> Data for this exercise:
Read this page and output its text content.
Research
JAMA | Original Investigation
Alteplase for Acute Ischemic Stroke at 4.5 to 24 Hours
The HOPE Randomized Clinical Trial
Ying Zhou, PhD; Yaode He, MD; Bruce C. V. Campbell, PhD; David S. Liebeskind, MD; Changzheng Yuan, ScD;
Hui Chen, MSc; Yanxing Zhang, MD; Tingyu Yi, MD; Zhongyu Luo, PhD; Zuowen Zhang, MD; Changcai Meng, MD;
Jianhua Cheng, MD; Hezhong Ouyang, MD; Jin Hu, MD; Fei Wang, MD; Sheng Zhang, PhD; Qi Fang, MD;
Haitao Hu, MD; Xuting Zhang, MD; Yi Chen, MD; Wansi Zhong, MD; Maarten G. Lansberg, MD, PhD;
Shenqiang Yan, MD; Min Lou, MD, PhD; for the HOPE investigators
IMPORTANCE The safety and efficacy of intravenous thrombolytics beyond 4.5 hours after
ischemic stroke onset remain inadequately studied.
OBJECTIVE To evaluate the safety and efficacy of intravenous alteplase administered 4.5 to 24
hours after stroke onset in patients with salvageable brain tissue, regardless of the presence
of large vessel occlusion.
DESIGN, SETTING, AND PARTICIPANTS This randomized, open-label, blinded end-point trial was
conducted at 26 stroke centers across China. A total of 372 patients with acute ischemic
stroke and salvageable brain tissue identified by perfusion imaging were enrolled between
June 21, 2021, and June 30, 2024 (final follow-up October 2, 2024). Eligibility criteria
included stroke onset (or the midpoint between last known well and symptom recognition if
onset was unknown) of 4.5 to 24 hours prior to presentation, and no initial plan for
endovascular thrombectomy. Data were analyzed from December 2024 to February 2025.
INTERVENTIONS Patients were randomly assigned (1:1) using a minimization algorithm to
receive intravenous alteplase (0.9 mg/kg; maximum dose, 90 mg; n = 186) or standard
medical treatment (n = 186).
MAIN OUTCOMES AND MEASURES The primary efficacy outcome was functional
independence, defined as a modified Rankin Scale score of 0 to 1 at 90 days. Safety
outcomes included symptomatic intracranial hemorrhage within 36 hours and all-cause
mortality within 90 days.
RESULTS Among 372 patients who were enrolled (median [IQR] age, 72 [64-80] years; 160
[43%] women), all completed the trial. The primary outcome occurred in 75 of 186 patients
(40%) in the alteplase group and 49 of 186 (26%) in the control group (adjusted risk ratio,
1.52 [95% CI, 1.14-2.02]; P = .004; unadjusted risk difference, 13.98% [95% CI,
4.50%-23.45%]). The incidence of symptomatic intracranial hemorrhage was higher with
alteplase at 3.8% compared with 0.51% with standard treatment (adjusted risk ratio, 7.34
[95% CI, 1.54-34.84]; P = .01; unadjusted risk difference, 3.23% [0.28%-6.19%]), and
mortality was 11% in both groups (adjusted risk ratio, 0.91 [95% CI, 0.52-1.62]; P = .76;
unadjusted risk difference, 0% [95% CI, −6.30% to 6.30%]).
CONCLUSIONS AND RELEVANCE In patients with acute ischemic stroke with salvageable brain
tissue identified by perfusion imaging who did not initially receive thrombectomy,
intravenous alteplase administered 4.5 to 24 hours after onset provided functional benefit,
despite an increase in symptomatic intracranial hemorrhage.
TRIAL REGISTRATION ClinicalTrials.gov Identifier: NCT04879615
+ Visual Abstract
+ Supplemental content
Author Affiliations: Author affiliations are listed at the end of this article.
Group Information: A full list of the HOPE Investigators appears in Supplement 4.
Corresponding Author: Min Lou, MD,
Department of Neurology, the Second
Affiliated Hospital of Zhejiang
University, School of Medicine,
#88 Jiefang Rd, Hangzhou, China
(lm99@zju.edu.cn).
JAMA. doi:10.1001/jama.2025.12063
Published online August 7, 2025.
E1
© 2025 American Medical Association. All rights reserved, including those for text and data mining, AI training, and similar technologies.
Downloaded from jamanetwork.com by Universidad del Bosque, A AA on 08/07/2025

> Task instructions: A complete and exact reproduction of the data is needed.

> Solved exercise:
Read this page and output its text content.
Research
JAMA | Original Investigation
Alteplase for Acute Ischemic Stroke at 4.5 to 24 Hours
The HOPE Randomized Clinical Trial
Ying Zhou, PhD; Yaode He, MD; Bruce C. V. Campbell, PhD; David S. Liebeskind, MD; Changzheng Yuan, ScD;
Hui Chen, MSc; Yanxing Zhang, MD; Tingyu Yi, MD; Zhongyu Luo, PhD; Zuowen Zhang, MD; Changcai Meng, MD;
Jianhua Cheng, MD; Hezhong Ouyang, MD; Jin Hu, MD; Fei Wang, MD; Sheng Zhang, PhD; Qi Fang, MD;
Haitao Hu, MD; Xuting Zhang, MD; Yi Chen, MD; Wansi Zhong, MD; Maarten G. Lansberg, MD, PhD;
Shenqiang Yan, MD; Min Lou, MD, PhD; for the HOPE investigators
IMPORTANCE The safety and efficacy of intravenous thrombolytics beyond 4.5 hours after
ischemic stroke onset remain inadequately studied.
OBJECTIVE To evaluate the safety and efficacy of intravenous alteplase administered 4.5 to 24
hours after stroke onset in patients with salvageable brain tissue, regardless of the presence
of large vessel occlusion.
DESIGN, SETTING, AND PARTICIPANTS This randomized, open-label, blinded end-point trial was
conducted at 26 stroke centers across China. A total of 372 patients with acute ischemic
stroke and salvageable brain tissue identified by perfusion imaging were enrolled between
June 21, 2021, and June 30, 2024 (final follow-up October 2, 2024). Eligibility criteria
included stroke onset (or the midpoint between last known well and symptom recognition if
onset was unknown) of 4.5 to 24 hours prior to presentation, and no initial plan for
endovascular thrombectomy. Data were analyzed from December 2024 to February 2025.
INTERVENTIONS Patients were randomly assigned (1:1) using a minimization algorithm to
receive intravenous alteplase (0.9 mg/kg; maximum dose, 90 mg; n = 186) or standard
medical treatment (n = 186).
MAIN OUTCOMES AND MEASURES The primary efficacy outcome was functional
independence, defined as a modified Rankin Scale score of 0 to 1 at 90 days. Safety
outcomes included symptomatic intracranial hemorrhage within 36 hours and all-cause
mortality within 90 days.
RESULTS Among 372 patients who were enrolled (median [IQR] age, 72 [64-80] years; 160
[43%] women), all completed the trial. The primary outcome occurred in 75 of 186 patients
(40%) in the alteplase group and 49 of 186 (26%) in the control group (adjusted risk ratio,
1.52 [95% CI, 1.14-2.02]; P = .004; unadjusted risk difference, 13.98% [95% CI,
4.50%-23.45%]). The incidence of symptomatic intracranial hemorrhage was higher with
alteplase at 3.8% compared with 0.51% with standard treatment (adjusted risk ratio, 7.34
[95% CI, 1.54-34.84]; P = .01; unadjusted risk difference, 3.23% [0.28%-6.19%]), and
mortality was 11% in both groups (adjusted risk ratio, 0.91 [95% CI, 0.52-1.62]; P = .76;
unadjusted risk difference, 0% [95% CI, −6.30% to 6.30%]).
CONCLUSIONS AND RELEVANCE In patients with acute ischemic stroke with salvageable brain
tissue identified by perfusion imaging who did not initially receive thrombectomy,
intravenous alteplase administered 4.5 to 24 hours after onset provided functional benefit,
despite an increase in symptomatic intracranial hemorrhage.
TRIAL REGISTRATION ClinicalTrials.gov Identifier: NCT04879615
+ Visual Abstract
+ Supplemental content
Author Affiliations: Author affiliations are listed at the end of this article.
Group Information: A full list of the HOPE Investigators appears in Supplement 4.
Corresponding Author: Min Lou, MD,
Department of Neurology, the Second
Affiliated Hospital of Zhejiang
University, School of Medicine,
#88 Jiefang Rd, Hangzhou, China
(lm99@zju.edu.cn).
JAMA. doi:10.1001/jama.2025.12063
Published online August 7, 2025.
E1
© 2025 American Medical Association. All rights reserved, including those for text and data mining, AI training, and similar technologies.
Downloaded from jamanetwork.com by Universidad del Bosque, A AA on 08/07/2025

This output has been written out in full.